- TU TAREA: Sigue escribiendo el texto sobre el legado de Guillermo Soberón en la salud de México a partir de su última oración.

--- TEXTO ---

En 1983 se había dado un paso fundamental para hacer de la atención a la salud un derecho ciudadano. El Artículo 4° constitucional se modificó para incorporar el derecho a la protección de la salud. Sin embargo, para su puesta en práctica, este marco constitucional requería otros instrumentos sin los cuales el derecho pleno a la atención de la salud sólo se podía garantizar a los trabajadores asalariados. Estos instrumentos se crearon a través de la reforma a la Ley General de Salud de 2003, que dio lugar al Sistema de Protección Social en Salud y su brazo operativo, el Seguro Popular.
Esta reforma, revertida por razones estrictamente ideológicas por la actual administración, convirtió a México, como siempre lo anheló el Maestro Soberón, en un país de derechohabientes, es decir, un país que garantizaba el ejercicio efectivo del derecho a la protección de la salud a todas las personas sin distinción de ningún tipo.
El legado trascendente de Guillermo Soberón en el campo de la salud se basó en su habilidad única para detectar las oportunidades emergentes y capitalizarlas, tendiendo, además, puentes entre generaciones -generaciones de reformas y de personas.

--- MATERIAL PROPORCIONADO ---

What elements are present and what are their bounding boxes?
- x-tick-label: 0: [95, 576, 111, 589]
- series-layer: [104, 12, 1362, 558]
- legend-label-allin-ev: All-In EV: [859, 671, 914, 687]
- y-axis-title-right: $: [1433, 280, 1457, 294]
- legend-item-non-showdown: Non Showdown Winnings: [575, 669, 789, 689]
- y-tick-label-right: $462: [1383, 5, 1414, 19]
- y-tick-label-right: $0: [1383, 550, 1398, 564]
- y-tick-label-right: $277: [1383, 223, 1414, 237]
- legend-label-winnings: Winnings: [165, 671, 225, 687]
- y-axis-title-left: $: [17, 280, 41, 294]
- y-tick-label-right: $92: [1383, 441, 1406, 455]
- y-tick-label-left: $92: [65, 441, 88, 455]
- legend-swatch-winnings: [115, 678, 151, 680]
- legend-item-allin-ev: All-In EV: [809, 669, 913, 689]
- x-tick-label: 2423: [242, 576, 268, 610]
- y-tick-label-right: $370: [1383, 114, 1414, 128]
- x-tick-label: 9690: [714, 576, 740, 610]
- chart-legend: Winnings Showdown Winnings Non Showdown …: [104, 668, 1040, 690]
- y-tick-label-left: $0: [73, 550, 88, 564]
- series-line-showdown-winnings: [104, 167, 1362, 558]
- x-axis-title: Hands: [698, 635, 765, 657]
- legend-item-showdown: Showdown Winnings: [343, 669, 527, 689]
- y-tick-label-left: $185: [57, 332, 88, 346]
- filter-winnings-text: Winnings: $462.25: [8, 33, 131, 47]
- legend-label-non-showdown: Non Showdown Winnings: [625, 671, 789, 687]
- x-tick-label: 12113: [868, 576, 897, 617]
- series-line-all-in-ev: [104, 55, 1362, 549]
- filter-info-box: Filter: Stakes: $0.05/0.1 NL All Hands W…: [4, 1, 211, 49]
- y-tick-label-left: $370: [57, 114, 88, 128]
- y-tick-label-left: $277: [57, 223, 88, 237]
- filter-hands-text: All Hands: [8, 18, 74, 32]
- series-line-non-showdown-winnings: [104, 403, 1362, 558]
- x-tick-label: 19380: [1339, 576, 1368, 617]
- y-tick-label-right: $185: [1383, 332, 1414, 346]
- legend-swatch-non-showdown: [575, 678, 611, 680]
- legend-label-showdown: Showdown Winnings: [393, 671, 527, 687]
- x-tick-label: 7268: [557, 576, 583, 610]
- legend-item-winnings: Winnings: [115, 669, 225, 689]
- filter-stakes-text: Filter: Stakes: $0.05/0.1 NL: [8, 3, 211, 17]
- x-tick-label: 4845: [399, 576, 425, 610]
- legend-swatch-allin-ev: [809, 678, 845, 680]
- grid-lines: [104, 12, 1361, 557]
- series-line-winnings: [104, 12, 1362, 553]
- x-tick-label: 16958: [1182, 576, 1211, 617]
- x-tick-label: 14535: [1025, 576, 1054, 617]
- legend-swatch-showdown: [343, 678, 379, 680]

---

- RESPUESTA:
Termino recordando la emotiva ceremonia realizada el 25 de septiembre de 1992, en la cual se impuso el nombre de Guillermo Soberón al auditorio principal del INSP. En el discurso que pronuncié entonces señalé:
A [las] incontables virtudes personales [del doctor Soberón] se suma la capacidad de motivar y orientar a otros, contagiándolos de optimismo, energía y total confianza en la capacidad del espíritu humano. En ello muestra una generosidad y una calidad humana poco comunes. Por esta razón, hay un numeroso grupo de personas -incluido el que habla- que tienen hacia el Maestro Soberón una deuda insaldable. Afortunadamente, se trata de una deuda paradójica pues, lejos de restarle recursos al deudor, lo enriquece.
Así como el doctor Soberón reconoció en Salvador Zubirán a su Maestro, yo puedo decir, con enorme orgullo, que Guillermo Soberón fue mi maestro. Su sabia guía y su generosidad fueron factores clave en el desarrollo de mi carrera y mi vida personal.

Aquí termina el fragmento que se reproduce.